**What the exercise asks:**
Copy every entry exactly as given, minus the images.
━━━━━ Task material
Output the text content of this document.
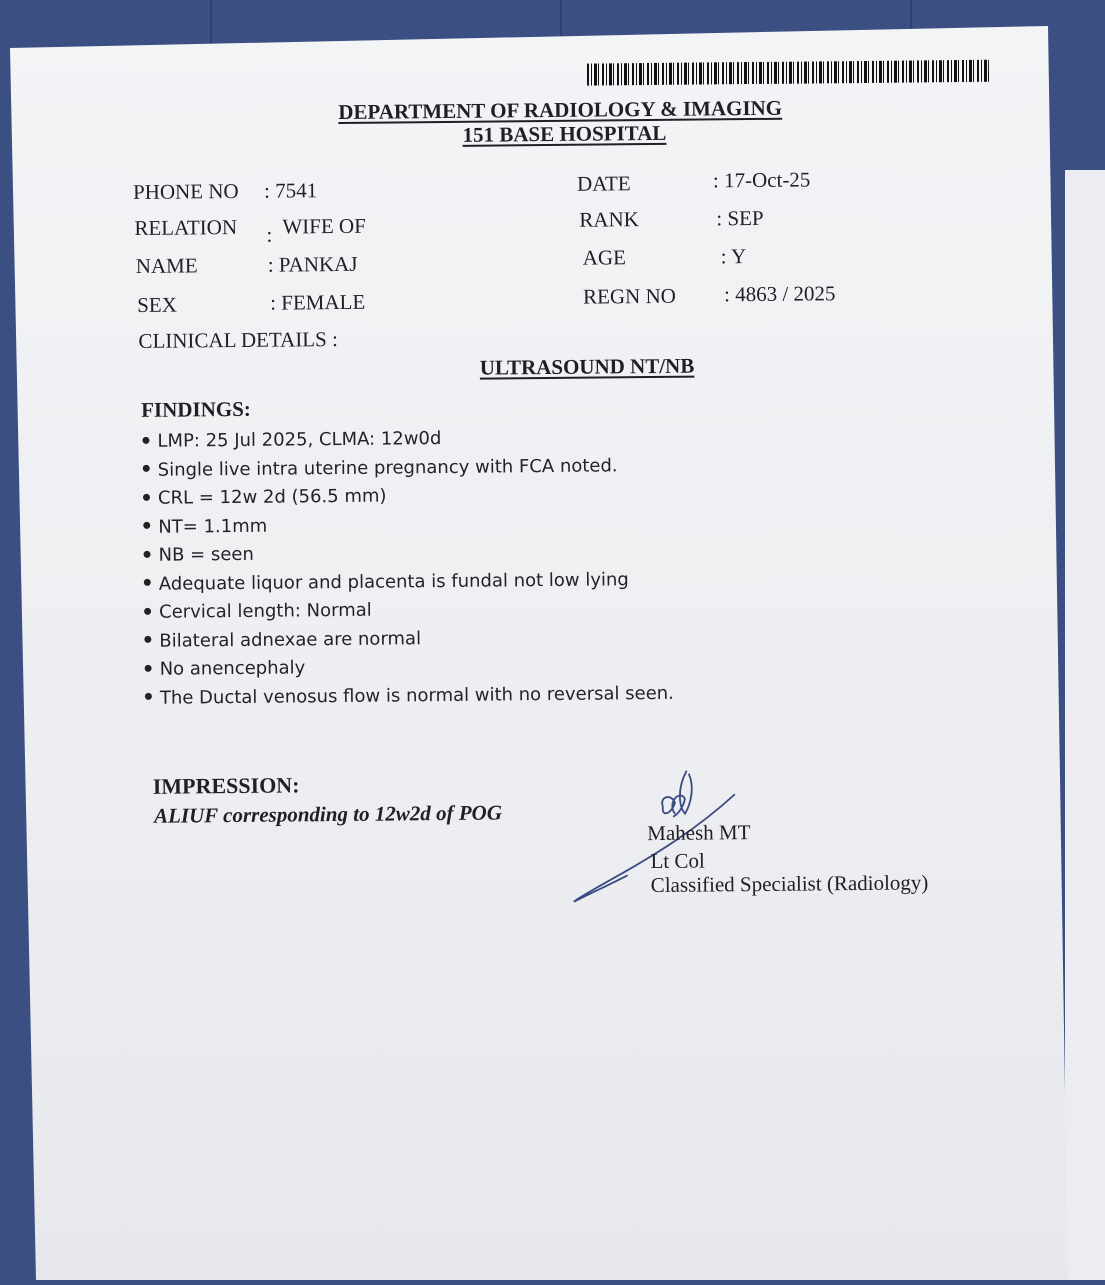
DEPARTMENT OF RADIOLOGY & IMAGING
151 BASE HOSPITAL
PHONE NO : 7541
RELATION : WIFE OF
NAME	: PANKAJ
SEX	: FEMALE
CLINICAL DETAILS :
DATE	: 17-Oct-25
RANK	: SEP
AGE	: Y
REGN NO : 4863 / 2025
ULTRASOUND NT/NB
FINDINGS:
LMP: 25 Jul 2025, CLMA: 12w0d
Single live intra uterine pregnancy with FCA noted.
CRL = 12w 2d (56.5 mm)
NT= 1.1mm
NB = seen
Adequate liquor and placenta is fundal not low lying
Cervical length: Normal
Bilateral adnexae are normal
No anencephaly
The Ductal venosus flow is normal with no reversal seen.
IMPRESSION:
ALIUF corresponding to 12w2d of POG
Mahesh MT
Lt Col
Classified Specialist (Radiology)
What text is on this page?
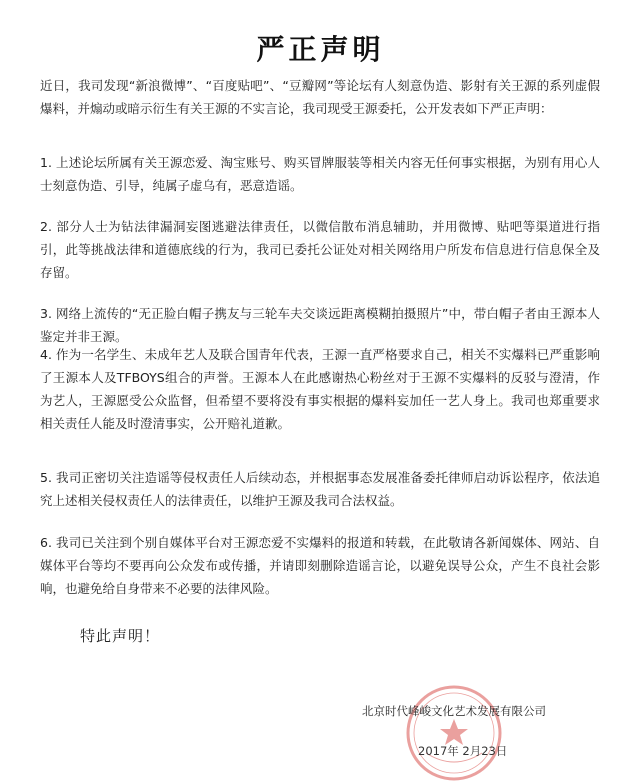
严正声明
近日，我司发现“新浪微博”、“百度贴吧”、“豆瓣网”等论坛有人刻意伪造、影射有关王源的系列虚假爆料，并煽动或暗示衍生有关王源的不实言论，我司现受王源委托，公开发表如下严正声明：
1. 上述论坛所属有关王源恋爱、淘宝账号、购买冒牌服装等相关内容无任何事实根据，为别有用心人士刻意伪造、引导，纯属子虚乌有，恶意造谣。
2. 部分人士为钻法律漏洞妄图逃避法律责任，以微信散布消息辅助，并用微博、贴吧等渠道进行指引，此等挑战法律和道德底线的行为，我司已委托公证处对相关网络用户所发布信息进行信息保全及存留。
3. 网络上流传的“无正脸白帽子携友与三轮车夫交谈远距离模糊拍摄照片”中，带白帽子者由王源本人鉴定并非王源。
4. 作为一名学生、未成年艺人及联合国青年代表，王源一直严格要求自己，相关不实爆料已严重影响了王源本人及TFBOYS组合的声誉。王源本人在此感谢热心粉丝对于王源不实爆料的反驳与澄清，作为艺人，王源愿受公众监督，但希望不要将没有事实根据的爆料妄加任一艺人身上。我司也郑重要求相关责任人能及时澄清事实，公开赔礼道歉。
5. 我司正密切关注造谣等侵权责任人后续动态，并根据事态发展准备委托律师启动诉讼程序，依法追究上述相关侵权责任人的法律责任，以维护王源及我司合法权益。
6. 我司已关注到个别自媒体平台对王源恋爱不实爆料的报道和转载，在此敬请各新闻媒体、网站、自媒体平台等均不要再向公众发布或传播，并请即刻删除造谣言论，以避免误导公众，产生不良社会影响，也避免给自身带来不必要的法律风险。
特此声明！
北京时代峰峻文化艺术发展有限公司
2017年 2月23日
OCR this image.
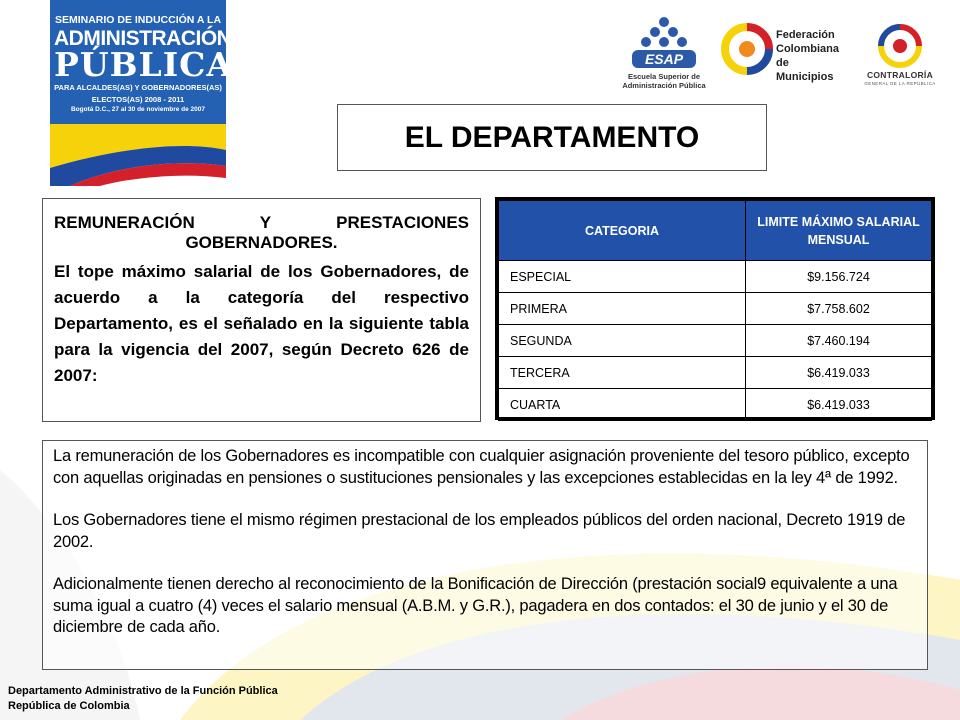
SEMINARIO DE INDUCCIÓN A LA
ADMINISTRACIÓN
PÚBLICA
PARA ALCALDES(AS) Y GOBERNADORES(AS)
ELECTOS(AS) 2008 - 2011
Bogotá D.C., 27 al 30 de noviembre de 2007
ESAP
Escuela Superior de
Administración Pública
Federación
Colombiana
de Municipios	CONTRALORÍA
GENERAL DE LA REPÚBLICA
EL DEPARTAMENTO
REMUNERACIÓN Y PRESTACIONES GOBERNADORES.
El tope máximo salarial de los Gobernadores, de acuerdo a la categoría del respectivo Departamento, es el señalado en la siguiente tabla para la vigencia del 2007, según Decreto 626 de 2007:
CATEGORIA	LIMITE MÁXIMO SALARIAL MENSUAL
ESPECIAL	$9.156.724
PRIMERA	$7.758.602
SEGUNDA	$7.460.194
TERCERA	$6.419.033
CUARTA	$6.419.033

La remuneración de los Gobernadores es incompatible con cualquier asignación proveniente del tesoro público, excepto con aquellas originadas en pensiones o sustituciones pensionales y las excepciones establecidas en la ley 4ª de 1992.

Los Gobernadores tiene el mismo régimen prestacional de los empleados públicos del orden nacional, Decreto 1919 de 2002.

Adicionalmente tienen derecho al reconocimiento de la Bonificación de Dirección (prestación social9 equivalente a una suma igual a cuatro (4) veces el salario mensual (A.B.M. y G.R.), pagadera en dos contados: el 30 de junio y el 30 de diciembre de cada año.

Departamento Administrativo de la Función Pública
República de Colombia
━━━━━━━━━━
**The solution:**
Output the text content of this document.
DEPARTMENT OF RADIOLOGY & IMAGING
151 BASE HOSPITAL
PHONE NO : 7541
RELATION : WIFE OF
NAME	: PANKAJ
SEX	: FEMALE
CLINICAL DETAILS :
DATE	: 17-Oct-25
RANK	: SEP
AGE	: Y
REGN NO : 4863 / 2025
ULTRASOUND NT/NB
FINDINGS:
LMP: 25 Jul 2025, CLMA: 12w0d
Single live intra uterine pregnancy with FCA noted.
CRL = 12w 2d (56.5 mm)
NT= 1.1mm
NB = seen
Adequate liquor and placenta is fundal not low lying
Cervical length: Normal
Bilateral adnexae are normal
No anencephaly
The Ductal venosus flow is normal with no reversal seen.
IMPRESSION:
ALIUF corresponding to 12w2d of POG
Mahesh MT
Lt Col
Classified Specialist (Radiology)
What text is on this page?
严正声明
近日，我司发现“新浪微博”、“百度贴吧”、“豆瓣网”等论坛有人刻意伪造、影射有关王源的系列虚假爆料，并煽动或暗示衍生有关王源的不实言论，我司现受王源委托，公开发表如下严正声明：
1. 上述论坛所属有关王源恋爱、淘宝账号、购买冒牌服装等相关内容无任何事实根据，为别有用心人士刻意伪造、引导，纯属子虚乌有，恶意造谣。
2. 部分人士为钻法律漏洞妄图逃避法律责任，以微信散布消息辅助，并用微博、贴吧等渠道进行指引，此等挑战法律和道德底线的行为，我司已委托公证处对相关网络用户所发布信息进行信息保全及存留。
3. 网络上流传的“无正脸白帽子携友与三轮车夫交谈远距离模糊拍摄照片”中，带白帽子者由王源本人鉴定并非王源。
4. 作为一名学生、未成年艺人及联合国青年代表，王源一直严格要求自己，相关不实爆料已严重影响了王源本人及TFBOYS组合的声誉。王源本人在此感谢热心粉丝对于王源不实爆料的反驳与澄清，作为艺人，王源愿受公众监督，但希望不要将没有事实根据的爆料妄加任一艺人身上。我司也郑重要求相关责任人能及时澄清事实，公开赔礼道歉。
5. 我司正密切关注造谣等侵权责任人后续动态，并根据事态发展准备委托律师启动诉讼程序，依法追究上述相关侵权责任人的法律责任，以维护王源及我司合法权益。
6. 我司已关注到个别自媒体平台对王源恋爱不实爆料的报道和转载，在此敬请各新闻媒体、网站、自媒体平台等均不要再向公众发布或传播，并请即刻删除造谣言论，以避免误导公众，产生不良社会影响，也避免给自身带来不必要的法律风险。
特此声明！
北京时代峰峻文化艺术发展有限公司
2017年 2月23日
OCR this image.
SEMINARIO DE INDUCCIÓN A LA
ADMINISTRACIÓN
PÚBLICA
PARA ALCALDES(AS) Y GOBERNADORES(AS)
ELECTOS(AS) 2008 - 2011
Bogotá D.C., 27 al 30 de noviembre de 2007
ESAP
Escuela Superior de
Administración Pública
Federación
Colombiana
de Municipios	CONTRALORÍA
GENERAL DE LA REPÚBLICA
EL DEPARTAMENTO
REMUNERACIÓN Y PRESTACIONES GOBERNADORES.
El tope máximo salarial de los Gobernadores, de acuerdo a la categoría del respectivo Departamento, es el señalado en la siguiente tabla para la vigencia del 2007, según Decreto 626 de 2007:
CATEGORIA	LIMITE MÁXIMO SALARIAL MENSUAL
ESPECIAL	$9.156.724
PRIMERA	$7.758.602
SEGUNDA	$7.460.194
TERCERA	$6.419.033
CUARTA	$6.419.033

La remuneración de los Gobernadores es incompatible con cualquier asignación proveniente del tesoro público, excepto con aquellas originadas en pensiones o sustituciones pensionales y las excepciones establecidas en la ley 4ª de 1992.

Los Gobernadores tiene el mismo régimen prestacional de los empleados públicos del orden nacional, Decreto 1919 de 2002.

Adicionalmente tienen derecho al reconocimiento de la Bonificación de Dirección (prestación social9 equivalente a una suma igual a cuatro (4) veces el salario mensual (A.B.M. y G.R.), pagadera en dos contados: el 30 de junio y el 30 de diciembre de cada año.

Departamento Administrativo de la Función Pública
República de Colombia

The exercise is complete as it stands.